> **WHAT YOU WILL DO**: Reproduce all of the data below without alteration; exclude every picture.

## start THE INPUT

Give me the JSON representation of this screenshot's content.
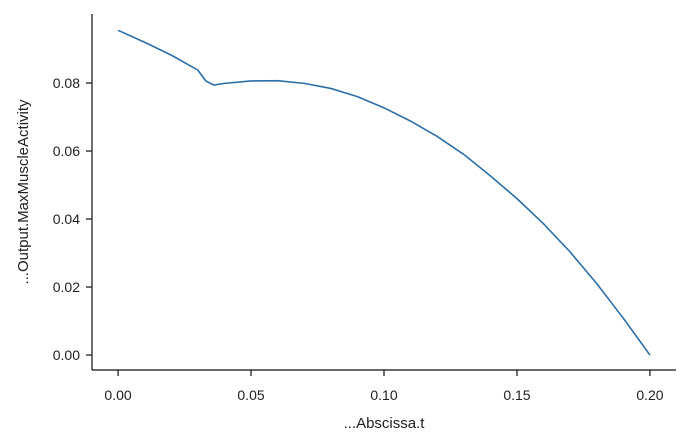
{
  "chart_data": {
    "type": "line",
    "xlabel": "...Abscissa.t",
    "ylabel": "...Output.MaxMuscleActivity",
    "x": [
      0,
      0.01,
      0.02,
      0.03,
      0.033,
      0.036,
      0.04,
      0.05,
      0.06,
      0.07,
      0.08,
      0.09,
      0.1,
      0.11,
      0.12,
      0.13,
      0.14,
      0.15,
      0.16,
      0.17,
      0.18,
      0.19,
      0.2
    ],
    "series": [
      {
        "name": "MaxMuscleActivity",
        "color": "#2c6fa6",
        "values": [
          0.0955,
          0.092,
          0.0882,
          0.0838,
          0.0806,
          0.0794,
          0.0799,
          0.0806,
          0.0807,
          0.0799,
          0.0784,
          0.076,
          0.0727,
          0.0688,
          0.0643,
          0.059,
          0.0527,
          0.046,
          0.0386,
          0.0303,
          0.021,
          0.0108,
          0.0
        ]
      }
    ],
    "xlim": [
      -0.0098,
      0.2098
    ],
    "ylim": [
      -0.0044,
      0.1003
    ],
    "xticks": [
      {
        "value": 0,
        "label": "0.00"
      },
      {
        "value": 0.05,
        "label": "0.05"
      },
      {
        "value": 0.1,
        "label": "0.10"
      },
      {
        "value": 0.15,
        "label": "0.15"
      },
      {
        "value": 0.2,
        "label": "0.20"
      }
    ],
    "yticks": [
      {
        "value": 0,
        "label": "0.00"
      },
      {
        "value": 0.02,
        "label": "0.02"
      },
      {
        "value": 0.04,
        "label": "0.04"
      },
      {
        "value": 0.06,
        "label": "0.06"
      },
      {
        "value": 0.08,
        "label": "0.08"
      }
    ],
    "grid": false
  }
}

## end THE INPUT

> **ANSWER IN FULL**:
Give me the JSON representation of this screenshot's content.
{
  "chart_data": {
    "type": "line",
    "xlabel": "...Abscissa.t",
    "ylabel": "...Output.MaxMuscleActivity",
    "x": [
      0,
      0.01,
      0.02,
      0.03,
      0.033,
      0.036,
      0.04,
      0.05,
      0.06,
      0.07,
      0.08,
      0.09,
      0.1,
      0.11,
      0.12,
      0.13,
      0.14,
      0.15,
      0.16,
      0.17,
      0.18,
      0.19,
      0.2
    ],
    "series": [
      {
        "name": "MaxMuscleActivity",
        "color": "#2c6fa6",
        "values": [
          0.0955,
          0.092,
          0.0882,
          0.0838,
          0.0806,
          0.0794,
          0.0799,
          0.0806,
          0.0807,
          0.0799,
          0.0784,
          0.076,
          0.0727,
          0.0688,
          0.0643,
          0.059,
          0.0527,
          0.046,
          0.0386,
          0.0303,
          0.021,
          0.0108,
          0.0
        ]
      }
    ],
    "xlim": [
      -0.0098,
      0.2098
    ],
    "ylim": [
      -0.0044,
      0.1003
    ],
    "xticks": [
      {
        "value": 0,
        "label": "0.00"
      },
      {
        "value": 0.05,
        "label": "0.05"
      },
      {
        "value": 0.1,
        "label": "0.10"
      },
      {
        "value": 0.15,
        "label": "0.15"
      },
      {
        "value": 0.2,
        "label": "0.20"
      }
    ],
    "yticks": [
      {
        "value": 0,
        "label": "0.00"
      },
      {
        "value": 0.02,
        "label": "0.02"
      },
      {
        "value": 0.04,
        "label": "0.04"
      },
      {
        "value": 0.06,
        "label": "0.06"
      },
      {
        "value": 0.08,
        "label": "0.08"
      }
    ],
    "grid": false
  }
}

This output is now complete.